# start of Given records

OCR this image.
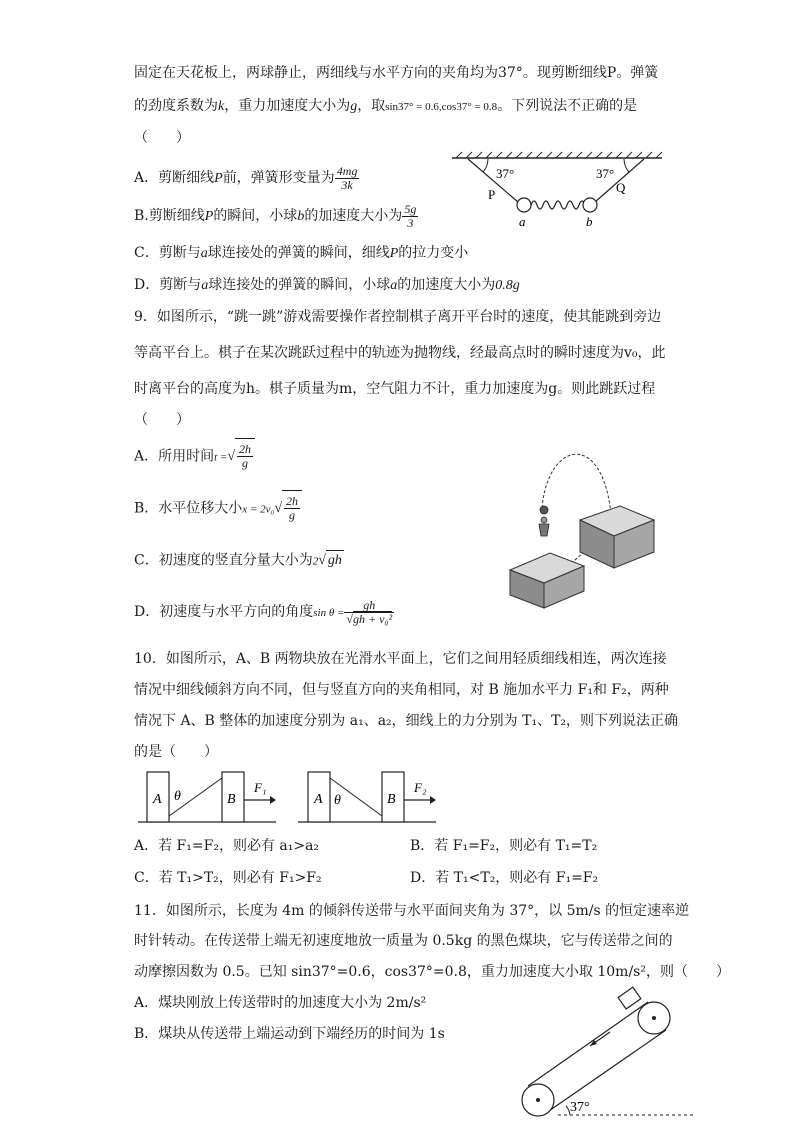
固定在天花板上，两球静止，两细线与水平方向的夹角均为37°。现剪断细线P。弹簧
的劲度系数为k，重力加速度大小为g，取sin37° = 0.6,cos37° = 0.8。下列说法不正确的是
（　　）
A．剪断细线P前，弹簧形变量为 $\frac{4mg}{3k}$
B.剪断细线P的瞬间，小球b的加速度大小为 $\frac{5g}{3}$
C．剪断与a球连接处的弹簧的瞬间，细线P的拉力变小
D．剪断与a球连接处的弹簧的瞬间，小球a的加速度大小为0.8g
37°	37°
P	Q
a	b
9．如图所示，“跳一跳”游戏需要操作者控制棋子离开平台时的速度，使其能跳到旁边
等高平台上。棋子在某次跳跃过程中的轨迹为抛物线，经最高点时的瞬时速度为v₀，此
时离平台的高度为h。棋子质量为m，空气阻力不计，重力加速度为g。则此跳跃过程
（　　）
A．所用时间t =√ $\frac{2h}{g}$
B．水平位移大小$x = 2v_0√ \frac{2h}{g}$
C．初速度的竖直分量大小为2√ gh
D．初速度与水平方向的角度$\sin \theta = \frac{gh}{\text{√gh + v₀²}}$
10．如图所示，A、B 两物块放在光滑水平面上，它们之间用轻质细线相连，两次连接
情况中细线倾斜方向不同，但与竖直方向的夹角相同，对 B 施加水平力 F₁和 F₂，两种
情况下 A、B 整体的加速度分别为 a₁、a₂，细线上的力分别为 T₁、T₂，则下列说法正确
的是（　　）
A	B
θ
F₁
A	B
θ
F₂
A．若 F₁=F₂，则必有 a₁>a₂	B．若 F₁=F₂，则必有 T₁=T₂
C．若 T₁>T₂，则必有 F₁>F₂	D．若 T₁<T₂，则必有 F₁=F₂
11．如图所示，长度为 4m 的倾斜传送带与水平面间夹角为 37°，以 5m/s 的恒定速率逆
时针转动。在传送带上端无初速度地放一质量为 0.5kg 的黑色煤块，它与传送带之间的
动摩擦因数为 0.5。已知 sin37°=0.6，cos37°=0.8，重力加速度大小取 10m/s²，则（　　）
A．煤块刚放上传送带时的加速度大小为 2m/s²
B．煤块从传送带上端运动到下端经历的时间为 1s
37°
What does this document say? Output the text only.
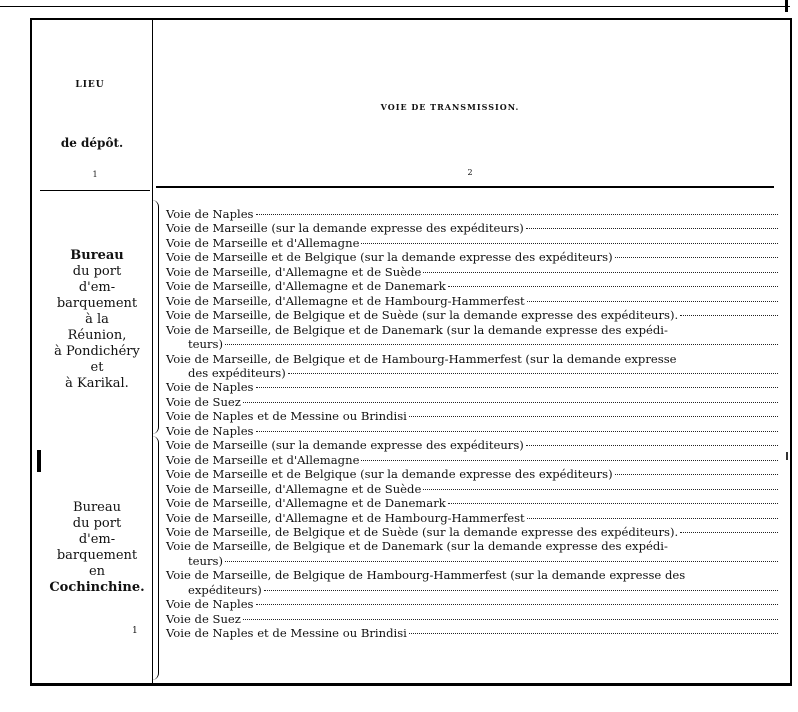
LIEU
de dépôt.
1
VOIE DE TRANSMISSION.
2
Bureau
du port
d'em-
barquement
à la
Réunion,
à Pondichéry
et
à Karikal.
Bureau
du port
d'em-
barquement
en
Cochinchine.
1
Voie de Naples
Voie de Marseille (sur la demande expresse des expéditeurs)
Voie de Marseille et d'Allemagne
Voie de Marseille et de Belgique (sur la demande expresse des expéditeurs)
Voie de Marseille, d'Allemagne et de Suède
Voie de Marseille, d'Allemagne et de Danemark
Voie de Marseille, d'Allemagne et de Hambourg-Hammerfest
Voie de Marseille, de Belgique et de Suède (sur la demande expresse des expéditeurs).
Voie de Marseille, de Belgique et de Danemark (sur la demande expresse des expédi-
teurs)
Voie de Marseille, de Belgique et de Hambourg-Hammerfest (sur la demande expresse
des expéditeurs)
Voie de Naples
Voie de Suez
Voie de Naples et de Messine ou Brindisi
Voie de Naples
Voie de Marseille (sur la demande expresse des expéditeurs)
Voie de Marseille et d'Allemagne
Voie de Marseille et de Belgique (sur la demande expresse des expéditeurs)
Voie de Marseille, d'Allemagne et de Suède
Voie de Marseille, d'Allemagne et de Danemark
Voie de Marseille, d'Allemagne et de Hambourg-Hammerfest
Voie de Marseille, de Belgique et de Suède (sur la demande expresse des expéditeurs).
Voie de Marseille, de Belgique et de Danemark (sur la demande expresse des expédi-
teurs)
Voie de Marseille, de Belgique de Hambourg-Hammerfest (sur la demande expresse des
expéditeurs)
Voie de Naples
Voie de Suez
Voie de Naples et de Messine ou Brindisi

# end of Given records

» **Task details**
The data above should be repeated exactly, minus any pictures.

» **Task answer**
OCR this image.
固定在天花板上，两球静止，两细线与水平方向的夹角均为37°。现剪断细线P。弹簧
的劲度系数为k，重力加速度大小为g，取sin37° = 0.6,cos37° = 0.8。下列说法不正确的是
（　　）
A．剪断细线P前，弹簧形变量为 $\frac{4mg}{3k}$
B.剪断细线P的瞬间，小球b的加速度大小为 $\frac{5g}{3}$
C．剪断与a球连接处的弹簧的瞬间，细线P的拉力变小
D．剪断与a球连接处的弹簧的瞬间，小球a的加速度大小为0.8g
37°	37°
P	Q
a	b
9．如图所示，“跳一跳”游戏需要操作者控制棋子离开平台时的速度，使其能跳到旁边
等高平台上。棋子在某次跳跃过程中的轨迹为抛物线，经最高点时的瞬时速度为v₀，此
时离平台的高度为h。棋子质量为m，空气阻力不计，重力加速度为g。则此跳跃过程
（　　）
A．所用时间t =√ $\frac{2h}{g}$
B．水平位移大小$x = 2v_0√ \frac{2h}{g}$
C．初速度的竖直分量大小为2√ gh
D．初速度与水平方向的角度$\sin \theta = \frac{gh}{\text{√gh + v₀²}}$
10．如图所示，A、B 两物块放在光滑水平面上，它们之间用轻质细线相连，两次连接
情况中细线倾斜方向不同，但与竖直方向的夹角相同，对 B 施加水平力 F₁和 F₂，两种
情况下 A、B 整体的加速度分别为 a₁、a₂，细线上的力分别为 T₁、T₂，则下列说法正确
的是（　　）
A	B
θ
F₁
A	B
θ
F₂
A．若 F₁=F₂，则必有 a₁>a₂	B．若 F₁=F₂，则必有 T₁=T₂
C．若 T₁>T₂，则必有 F₁>F₂	D．若 T₁<T₂，则必有 F₁=F₂
11．如图所示，长度为 4m 的倾斜传送带与水平面间夹角为 37°，以 5m/s 的恒定速率逆
时针转动。在传送带上端无初速度地放一质量为 0.5kg 的黑色煤块，它与传送带之间的
动摩擦因数为 0.5。已知 sin37°=0.6，cos37°=0.8，重力加速度大小取 10m/s²，则（　　）
A．煤块刚放上传送带时的加速度大小为 2m/s²
B．煤块从传送带上端运动到下端经历的时间为 1s
37°
What does this document say? Output the text only.
LIEU
de dépôt.
1
VOIE DE TRANSMISSION.
2
Bureau
du port
d'em-
barquement
à la
Réunion,
à Pondichéry
et
à Karikal.
Bureau
du port
d'em-
barquement
en
Cochinchine.
1
Voie de Naples
Voie de Marseille (sur la demande expresse des expéditeurs)
Voie de Marseille et d'Allemagne
Voie de Marseille et de Belgique (sur la demande expresse des expéditeurs)
Voie de Marseille, d'Allemagne et de Suède
Voie de Marseille, d'Allemagne et de Danemark
Voie de Marseille, d'Allemagne et de Hambourg-Hammerfest
Voie de Marseille, de Belgique et de Suède (sur la demande expresse des expéditeurs).
Voie de Marseille, de Belgique et de Danemark (sur la demande expresse des expédi-
teurs)
Voie de Marseille, de Belgique et de Hambourg-Hammerfest (sur la demande expresse
des expéditeurs)
Voie de Naples
Voie de Suez
Voie de Naples et de Messine ou Brindisi
Voie de Naples
Voie de Marseille (sur la demande expresse des expéditeurs)
Voie de Marseille et d'Allemagne
Voie de Marseille et de Belgique (sur la demande expresse des expéditeurs)
Voie de Marseille, d'Allemagne et de Suède
Voie de Marseille, d'Allemagne et de Danemark
Voie de Marseille, d'Allemagne et de Hambourg-Hammerfest
Voie de Marseille, de Belgique et de Suède (sur la demande expresse des expéditeurs).
Voie de Marseille, de Belgique et de Danemark (sur la demande expresse des expédi-
teurs)
Voie de Marseille, de Belgique de Hambourg-Hammerfest (sur la demande expresse des
expéditeurs)
Voie de Naples
Voie de Suez
Voie de Naples et de Messine ou Brindisi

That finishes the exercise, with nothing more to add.